** START RECORD LIST **
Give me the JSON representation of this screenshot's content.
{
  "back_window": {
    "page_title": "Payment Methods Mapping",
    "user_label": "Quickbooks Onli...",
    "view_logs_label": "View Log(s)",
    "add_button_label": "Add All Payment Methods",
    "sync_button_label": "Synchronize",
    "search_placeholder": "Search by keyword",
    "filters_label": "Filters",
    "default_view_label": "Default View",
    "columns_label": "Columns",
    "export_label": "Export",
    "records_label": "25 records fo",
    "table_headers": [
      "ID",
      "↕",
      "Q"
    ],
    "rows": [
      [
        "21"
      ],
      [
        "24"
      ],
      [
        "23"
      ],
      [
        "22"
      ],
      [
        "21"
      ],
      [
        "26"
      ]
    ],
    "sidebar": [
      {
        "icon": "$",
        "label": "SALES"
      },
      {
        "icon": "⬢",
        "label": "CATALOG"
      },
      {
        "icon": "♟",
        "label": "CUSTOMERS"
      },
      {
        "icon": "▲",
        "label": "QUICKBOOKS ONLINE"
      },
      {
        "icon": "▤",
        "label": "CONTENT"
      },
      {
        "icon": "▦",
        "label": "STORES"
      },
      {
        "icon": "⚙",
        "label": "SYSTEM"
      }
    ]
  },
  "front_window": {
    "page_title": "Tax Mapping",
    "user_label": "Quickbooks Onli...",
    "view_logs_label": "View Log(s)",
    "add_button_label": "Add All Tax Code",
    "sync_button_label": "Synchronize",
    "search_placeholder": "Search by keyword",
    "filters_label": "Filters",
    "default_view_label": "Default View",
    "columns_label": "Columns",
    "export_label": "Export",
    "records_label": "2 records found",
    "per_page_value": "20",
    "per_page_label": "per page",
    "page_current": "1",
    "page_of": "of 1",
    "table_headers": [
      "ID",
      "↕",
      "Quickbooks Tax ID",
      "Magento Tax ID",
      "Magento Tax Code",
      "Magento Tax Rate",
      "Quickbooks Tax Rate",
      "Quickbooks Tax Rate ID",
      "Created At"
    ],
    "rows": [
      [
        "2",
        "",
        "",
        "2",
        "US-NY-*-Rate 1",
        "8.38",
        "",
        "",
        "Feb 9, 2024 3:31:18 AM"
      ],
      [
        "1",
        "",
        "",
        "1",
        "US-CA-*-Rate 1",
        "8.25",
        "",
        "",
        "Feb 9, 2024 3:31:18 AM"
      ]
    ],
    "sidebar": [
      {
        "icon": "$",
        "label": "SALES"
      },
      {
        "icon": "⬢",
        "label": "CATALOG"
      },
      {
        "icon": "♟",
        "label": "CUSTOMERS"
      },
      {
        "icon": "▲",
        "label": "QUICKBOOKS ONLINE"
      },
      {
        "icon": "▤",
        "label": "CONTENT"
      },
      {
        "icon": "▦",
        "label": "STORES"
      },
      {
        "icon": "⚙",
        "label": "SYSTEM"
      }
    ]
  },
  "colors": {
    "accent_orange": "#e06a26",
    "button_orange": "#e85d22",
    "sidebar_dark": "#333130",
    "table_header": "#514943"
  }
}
** END RECORD LIST **
● **DO THIS**: Output every entry shown above, exactly.

● **ANSWER FOR THE TASK**:
Give me the JSON representation of this screenshot's content.
{
  "back_window": {
    "page_title": "Payment Methods Mapping",
    "user_label": "Quickbooks Onli...",
    "view_logs_label": "View Log(s)",
    "add_button_label": "Add All Payment Methods",
    "sync_button_label": "Synchronize",
    "search_placeholder": "Search by keyword",
    "filters_label": "Filters",
    "default_view_label": "Default View",
    "columns_label": "Columns",
    "export_label": "Export",
    "records_label": "25 records fo",
    "table_headers": [
      "ID",
      "↕",
      "Q"
    ],
    "rows": [
      [
        "21"
      ],
      [
        "24"
      ],
      [
        "23"
      ],
      [
        "22"
      ],
      [
        "21"
      ],
      [
        "26"
      ]
    ],
    "sidebar": [
      {
        "icon": "$",
        "label": "SALES"
      },
      {
        "icon": "⬢",
        "label": "CATALOG"
      },
      {
        "icon": "♟",
        "label": "CUSTOMERS"
      },
      {
        "icon": "▲",
        "label": "QUICKBOOKS ONLINE"
      },
      {
        "icon": "▤",
        "label": "CONTENT"
      },
      {
        "icon": "▦",
        "label": "STORES"
      },
      {
        "icon": "⚙",
        "label": "SYSTEM"
      }
    ]
  },
  "front_window": {
    "page_title": "Tax Mapping",
    "user_label": "Quickbooks Onli...",
    "view_logs_label": "View Log(s)",
    "add_button_label": "Add All Tax Code",
    "sync_button_label": "Synchronize",
    "search_placeholder": "Search by keyword",
    "filters_label": "Filters",
    "default_view_label": "Default View",
    "columns_label": "Columns",
    "export_label": "Export",
    "records_label": "2 records found",
    "per_page_value": "20",
    "per_page_label": "per page",
    "page_current": "1",
    "page_of": "of 1",
    "table_headers": [
      "ID",
      "↕",
      "Quickbooks Tax ID",
      "Magento Tax ID",
      "Magento Tax Code",
      "Magento Tax Rate",
      "Quickbooks Tax Rate",
      "Quickbooks Tax Rate ID",
      "Created At"
    ],
    "rows": [
      [
        "2",
        "",
        "",
        "2",
        "US-NY-*-Rate 1",
        "8.38",
        "",
        "",
        "Feb 9, 2024 3:31:18 AM"
      ],
      [
        "1",
        "",
        "",
        "1",
        "US-CA-*-Rate 1",
        "8.25",
        "",
        "",
        "Feb 9, 2024 3:31:18 AM"
      ]
    ],
    "sidebar": [
      {
        "icon": "$",
        "label": "SALES"
      },
      {
        "icon": "⬢",
        "label": "CATALOG"
      },
      {
        "icon": "♟",
        "label": "CUSTOMERS"
      },
      {
        "icon": "▲",
        "label": "QUICKBOOKS ONLINE"
      },
      {
        "icon": "▤",
        "label": "CONTENT"
      },
      {
        "icon": "▦",
        "label": "STORES"
      },
      {
        "icon": "⚙",
        "label": "SYSTEM"
      }
    ]
  },
  "colors": {
    "accent_orange": "#e06a26",
    "button_orange": "#e85d22",
    "sidebar_dark": "#333130",
    "table_header": "#514943"
  }
}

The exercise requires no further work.